=== Data in this exercise ===
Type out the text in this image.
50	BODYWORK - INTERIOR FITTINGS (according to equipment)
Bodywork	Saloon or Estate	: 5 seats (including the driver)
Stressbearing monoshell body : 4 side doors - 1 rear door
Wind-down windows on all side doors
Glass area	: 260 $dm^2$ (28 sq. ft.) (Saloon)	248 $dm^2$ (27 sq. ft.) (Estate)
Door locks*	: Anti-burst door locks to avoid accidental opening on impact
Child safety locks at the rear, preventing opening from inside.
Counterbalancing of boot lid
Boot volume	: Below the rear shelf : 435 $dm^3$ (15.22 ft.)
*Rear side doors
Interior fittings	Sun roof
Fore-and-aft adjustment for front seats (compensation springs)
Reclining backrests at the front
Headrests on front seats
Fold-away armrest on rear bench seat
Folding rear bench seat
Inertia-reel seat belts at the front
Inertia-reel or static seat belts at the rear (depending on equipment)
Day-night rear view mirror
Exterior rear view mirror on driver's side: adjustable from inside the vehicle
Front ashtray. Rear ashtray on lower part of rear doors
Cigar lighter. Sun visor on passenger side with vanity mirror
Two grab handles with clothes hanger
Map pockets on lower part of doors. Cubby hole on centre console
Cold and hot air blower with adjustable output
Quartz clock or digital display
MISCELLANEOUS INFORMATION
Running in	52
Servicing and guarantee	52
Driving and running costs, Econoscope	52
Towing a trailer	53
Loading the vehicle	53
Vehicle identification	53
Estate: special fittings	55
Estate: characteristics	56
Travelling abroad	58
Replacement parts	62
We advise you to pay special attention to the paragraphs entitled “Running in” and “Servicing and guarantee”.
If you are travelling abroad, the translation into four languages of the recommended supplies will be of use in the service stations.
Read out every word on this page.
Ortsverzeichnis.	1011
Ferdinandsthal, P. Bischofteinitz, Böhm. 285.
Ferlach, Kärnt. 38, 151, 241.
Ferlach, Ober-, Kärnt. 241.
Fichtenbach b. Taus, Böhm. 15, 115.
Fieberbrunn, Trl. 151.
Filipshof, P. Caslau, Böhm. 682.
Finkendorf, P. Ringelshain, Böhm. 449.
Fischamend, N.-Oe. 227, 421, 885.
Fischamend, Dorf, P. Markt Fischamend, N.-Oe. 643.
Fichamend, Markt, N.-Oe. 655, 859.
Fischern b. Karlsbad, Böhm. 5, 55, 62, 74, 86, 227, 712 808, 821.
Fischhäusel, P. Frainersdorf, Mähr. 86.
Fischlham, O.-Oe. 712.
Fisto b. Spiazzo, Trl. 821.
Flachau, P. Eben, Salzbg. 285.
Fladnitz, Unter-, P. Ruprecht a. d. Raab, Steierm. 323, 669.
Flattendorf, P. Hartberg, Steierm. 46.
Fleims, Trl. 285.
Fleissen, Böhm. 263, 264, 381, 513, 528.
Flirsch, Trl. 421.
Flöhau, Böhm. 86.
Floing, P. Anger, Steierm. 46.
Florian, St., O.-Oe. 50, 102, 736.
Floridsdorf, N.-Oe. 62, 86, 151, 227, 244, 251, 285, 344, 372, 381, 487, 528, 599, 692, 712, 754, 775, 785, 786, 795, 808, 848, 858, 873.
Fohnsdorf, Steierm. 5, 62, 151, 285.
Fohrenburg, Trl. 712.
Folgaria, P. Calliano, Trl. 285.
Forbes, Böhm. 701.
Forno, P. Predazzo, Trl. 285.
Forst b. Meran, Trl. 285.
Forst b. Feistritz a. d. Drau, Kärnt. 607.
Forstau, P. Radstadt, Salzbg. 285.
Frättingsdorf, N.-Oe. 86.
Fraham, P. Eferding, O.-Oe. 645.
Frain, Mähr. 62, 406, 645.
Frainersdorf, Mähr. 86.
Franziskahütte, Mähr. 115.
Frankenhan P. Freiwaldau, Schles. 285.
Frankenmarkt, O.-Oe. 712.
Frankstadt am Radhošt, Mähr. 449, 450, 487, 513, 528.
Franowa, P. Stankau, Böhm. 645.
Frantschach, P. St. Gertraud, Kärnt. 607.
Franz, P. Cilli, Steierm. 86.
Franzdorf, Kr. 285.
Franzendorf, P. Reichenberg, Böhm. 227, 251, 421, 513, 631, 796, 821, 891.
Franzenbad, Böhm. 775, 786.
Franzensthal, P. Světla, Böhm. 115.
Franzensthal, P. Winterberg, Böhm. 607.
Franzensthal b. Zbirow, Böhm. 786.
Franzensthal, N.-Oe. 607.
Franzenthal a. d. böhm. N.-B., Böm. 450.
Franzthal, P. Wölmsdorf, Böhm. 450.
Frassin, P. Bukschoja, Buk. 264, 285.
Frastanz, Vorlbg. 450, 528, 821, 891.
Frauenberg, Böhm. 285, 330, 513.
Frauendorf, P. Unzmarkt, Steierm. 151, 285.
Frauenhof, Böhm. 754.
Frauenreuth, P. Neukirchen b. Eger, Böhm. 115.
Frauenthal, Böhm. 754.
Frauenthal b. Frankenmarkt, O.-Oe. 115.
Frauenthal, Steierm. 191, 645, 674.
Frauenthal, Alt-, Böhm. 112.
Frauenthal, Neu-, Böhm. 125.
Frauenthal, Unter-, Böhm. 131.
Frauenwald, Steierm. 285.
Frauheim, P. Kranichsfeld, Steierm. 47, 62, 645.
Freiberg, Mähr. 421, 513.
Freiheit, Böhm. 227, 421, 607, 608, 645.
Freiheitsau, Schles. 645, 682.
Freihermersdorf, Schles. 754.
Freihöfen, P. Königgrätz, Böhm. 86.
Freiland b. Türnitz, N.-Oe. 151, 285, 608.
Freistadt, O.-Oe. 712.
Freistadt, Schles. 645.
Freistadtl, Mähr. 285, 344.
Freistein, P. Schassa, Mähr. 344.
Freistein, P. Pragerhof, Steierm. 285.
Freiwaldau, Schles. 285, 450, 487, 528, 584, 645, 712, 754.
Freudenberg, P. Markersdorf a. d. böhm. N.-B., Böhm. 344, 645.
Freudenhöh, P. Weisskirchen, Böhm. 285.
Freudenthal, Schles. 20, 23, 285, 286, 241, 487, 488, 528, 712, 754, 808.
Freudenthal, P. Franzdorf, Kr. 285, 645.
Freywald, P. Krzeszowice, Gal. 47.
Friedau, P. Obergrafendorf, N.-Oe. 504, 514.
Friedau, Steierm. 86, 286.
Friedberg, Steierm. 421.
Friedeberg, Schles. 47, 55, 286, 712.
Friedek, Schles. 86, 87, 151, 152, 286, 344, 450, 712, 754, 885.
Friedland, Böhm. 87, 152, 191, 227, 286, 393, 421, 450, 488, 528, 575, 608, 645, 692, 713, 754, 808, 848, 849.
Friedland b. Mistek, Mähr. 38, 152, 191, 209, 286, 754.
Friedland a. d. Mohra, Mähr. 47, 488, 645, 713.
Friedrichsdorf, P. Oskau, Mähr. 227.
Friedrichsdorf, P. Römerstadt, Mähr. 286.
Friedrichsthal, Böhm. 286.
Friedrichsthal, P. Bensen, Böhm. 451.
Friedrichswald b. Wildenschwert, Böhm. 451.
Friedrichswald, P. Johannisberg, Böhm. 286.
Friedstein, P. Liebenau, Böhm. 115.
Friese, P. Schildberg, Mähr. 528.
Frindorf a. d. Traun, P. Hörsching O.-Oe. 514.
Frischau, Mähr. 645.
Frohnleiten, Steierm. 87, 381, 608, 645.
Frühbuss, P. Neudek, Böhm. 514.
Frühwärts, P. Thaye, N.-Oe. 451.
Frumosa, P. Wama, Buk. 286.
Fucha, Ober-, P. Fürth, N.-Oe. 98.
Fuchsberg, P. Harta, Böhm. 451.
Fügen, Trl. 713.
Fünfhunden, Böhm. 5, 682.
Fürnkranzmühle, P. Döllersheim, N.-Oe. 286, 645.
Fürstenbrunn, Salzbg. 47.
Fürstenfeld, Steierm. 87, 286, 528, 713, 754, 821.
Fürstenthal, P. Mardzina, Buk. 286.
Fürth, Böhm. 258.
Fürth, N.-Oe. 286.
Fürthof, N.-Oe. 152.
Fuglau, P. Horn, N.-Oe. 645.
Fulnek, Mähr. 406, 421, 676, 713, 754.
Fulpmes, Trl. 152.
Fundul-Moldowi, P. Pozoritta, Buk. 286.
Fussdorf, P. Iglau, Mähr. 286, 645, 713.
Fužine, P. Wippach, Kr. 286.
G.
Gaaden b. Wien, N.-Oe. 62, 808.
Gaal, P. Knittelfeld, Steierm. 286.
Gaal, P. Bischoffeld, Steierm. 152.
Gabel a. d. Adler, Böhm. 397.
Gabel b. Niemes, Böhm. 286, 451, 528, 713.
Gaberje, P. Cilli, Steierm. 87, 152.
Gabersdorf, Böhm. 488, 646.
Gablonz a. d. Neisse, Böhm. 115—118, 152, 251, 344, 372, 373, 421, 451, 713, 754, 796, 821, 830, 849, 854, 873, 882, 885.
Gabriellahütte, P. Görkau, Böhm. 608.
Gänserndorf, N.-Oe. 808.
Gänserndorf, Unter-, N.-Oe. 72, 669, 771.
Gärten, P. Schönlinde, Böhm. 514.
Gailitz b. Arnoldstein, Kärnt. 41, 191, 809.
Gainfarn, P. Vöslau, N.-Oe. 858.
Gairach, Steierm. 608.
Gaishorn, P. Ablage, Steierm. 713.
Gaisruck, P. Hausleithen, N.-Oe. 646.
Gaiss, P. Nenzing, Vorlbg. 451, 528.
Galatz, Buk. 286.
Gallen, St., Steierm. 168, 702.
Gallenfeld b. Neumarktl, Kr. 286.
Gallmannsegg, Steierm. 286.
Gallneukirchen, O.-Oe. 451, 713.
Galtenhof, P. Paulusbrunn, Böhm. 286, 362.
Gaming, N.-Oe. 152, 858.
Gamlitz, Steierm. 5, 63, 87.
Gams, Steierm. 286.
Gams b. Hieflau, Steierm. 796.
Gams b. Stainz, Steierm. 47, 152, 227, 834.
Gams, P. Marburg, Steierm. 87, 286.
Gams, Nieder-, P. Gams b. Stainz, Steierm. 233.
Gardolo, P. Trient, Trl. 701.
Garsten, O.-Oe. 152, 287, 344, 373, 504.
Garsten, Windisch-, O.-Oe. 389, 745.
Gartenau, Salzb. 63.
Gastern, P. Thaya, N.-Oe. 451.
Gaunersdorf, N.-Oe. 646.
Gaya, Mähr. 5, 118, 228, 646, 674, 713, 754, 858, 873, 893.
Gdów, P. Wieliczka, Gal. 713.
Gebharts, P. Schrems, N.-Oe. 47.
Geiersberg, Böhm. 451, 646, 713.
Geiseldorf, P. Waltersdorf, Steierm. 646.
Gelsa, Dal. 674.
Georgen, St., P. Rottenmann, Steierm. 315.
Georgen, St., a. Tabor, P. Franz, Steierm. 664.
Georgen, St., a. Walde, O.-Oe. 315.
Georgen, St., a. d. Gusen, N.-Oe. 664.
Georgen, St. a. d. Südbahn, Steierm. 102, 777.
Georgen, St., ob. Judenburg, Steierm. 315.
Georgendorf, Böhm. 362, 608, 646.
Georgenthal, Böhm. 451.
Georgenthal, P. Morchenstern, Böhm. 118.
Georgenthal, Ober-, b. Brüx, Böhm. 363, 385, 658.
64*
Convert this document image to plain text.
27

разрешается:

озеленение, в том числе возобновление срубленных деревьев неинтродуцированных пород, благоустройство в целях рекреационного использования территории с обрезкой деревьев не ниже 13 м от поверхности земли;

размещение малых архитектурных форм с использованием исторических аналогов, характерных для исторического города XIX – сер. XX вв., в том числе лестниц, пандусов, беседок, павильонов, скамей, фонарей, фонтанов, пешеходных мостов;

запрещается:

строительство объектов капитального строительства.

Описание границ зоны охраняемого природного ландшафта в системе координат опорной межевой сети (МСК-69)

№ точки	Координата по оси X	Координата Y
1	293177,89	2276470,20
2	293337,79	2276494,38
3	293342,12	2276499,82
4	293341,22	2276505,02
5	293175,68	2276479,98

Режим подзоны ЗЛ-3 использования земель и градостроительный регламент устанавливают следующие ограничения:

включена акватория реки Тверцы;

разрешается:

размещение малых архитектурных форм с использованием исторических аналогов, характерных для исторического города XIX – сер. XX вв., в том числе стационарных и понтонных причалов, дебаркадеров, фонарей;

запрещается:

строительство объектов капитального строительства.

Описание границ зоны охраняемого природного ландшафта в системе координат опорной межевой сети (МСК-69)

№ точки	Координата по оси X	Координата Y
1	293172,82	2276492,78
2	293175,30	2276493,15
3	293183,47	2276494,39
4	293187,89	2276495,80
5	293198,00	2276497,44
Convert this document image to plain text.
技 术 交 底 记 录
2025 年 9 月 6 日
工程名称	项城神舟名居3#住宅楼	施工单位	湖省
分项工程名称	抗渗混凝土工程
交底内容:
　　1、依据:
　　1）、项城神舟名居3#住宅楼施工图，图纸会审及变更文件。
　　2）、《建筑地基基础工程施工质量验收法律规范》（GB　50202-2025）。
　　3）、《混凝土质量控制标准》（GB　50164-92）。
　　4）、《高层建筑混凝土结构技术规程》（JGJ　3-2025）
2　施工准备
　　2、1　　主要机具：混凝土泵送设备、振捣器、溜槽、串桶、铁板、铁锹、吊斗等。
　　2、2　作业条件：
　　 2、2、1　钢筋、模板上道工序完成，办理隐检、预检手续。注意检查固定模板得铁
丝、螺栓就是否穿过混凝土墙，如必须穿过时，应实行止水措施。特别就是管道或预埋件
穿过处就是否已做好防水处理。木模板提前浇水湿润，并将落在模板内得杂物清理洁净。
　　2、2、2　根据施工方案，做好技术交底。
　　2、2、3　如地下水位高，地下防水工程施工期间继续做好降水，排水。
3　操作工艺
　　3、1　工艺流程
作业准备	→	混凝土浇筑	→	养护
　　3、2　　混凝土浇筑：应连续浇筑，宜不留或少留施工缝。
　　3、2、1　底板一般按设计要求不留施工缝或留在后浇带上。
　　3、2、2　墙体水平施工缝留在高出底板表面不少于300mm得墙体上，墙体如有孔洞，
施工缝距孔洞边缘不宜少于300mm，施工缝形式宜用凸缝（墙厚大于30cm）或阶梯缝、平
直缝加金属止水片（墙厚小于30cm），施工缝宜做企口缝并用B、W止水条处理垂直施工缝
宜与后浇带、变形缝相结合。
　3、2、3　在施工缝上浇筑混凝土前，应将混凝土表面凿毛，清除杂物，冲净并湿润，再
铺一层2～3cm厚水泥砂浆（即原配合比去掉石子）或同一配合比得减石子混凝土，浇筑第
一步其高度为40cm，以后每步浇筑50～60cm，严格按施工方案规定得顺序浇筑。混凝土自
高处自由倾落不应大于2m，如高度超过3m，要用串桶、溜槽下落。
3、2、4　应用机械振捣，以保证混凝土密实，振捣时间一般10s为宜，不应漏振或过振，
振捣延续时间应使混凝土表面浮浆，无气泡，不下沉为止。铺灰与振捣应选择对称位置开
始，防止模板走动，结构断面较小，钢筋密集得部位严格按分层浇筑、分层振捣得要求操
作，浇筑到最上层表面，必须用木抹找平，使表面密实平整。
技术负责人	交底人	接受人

=== Task description ===
Extract every line from the records above that contains the word "Schles".

=== Task output ===
Frankenhan P. Freiwaldau, Schles. 285.
Freiheitsau, Schles. 645, 682.
Freihermersdorf, Schles. 754.
Freistadt, Schles. 645.
Freiwaldau, Schles. 285, 450, 487, 528, 584, 645, 712, 754.
Freudenthal, Schles. 20, 23, 285, 286, 241, 487, 488, 528, 712, 754, 808.
Friedeberg, Schles. 47, 55, 286, 712.
Friedek, Schles. 86, 87, 151, 152, 286, 344, 450, 712, 754, 885.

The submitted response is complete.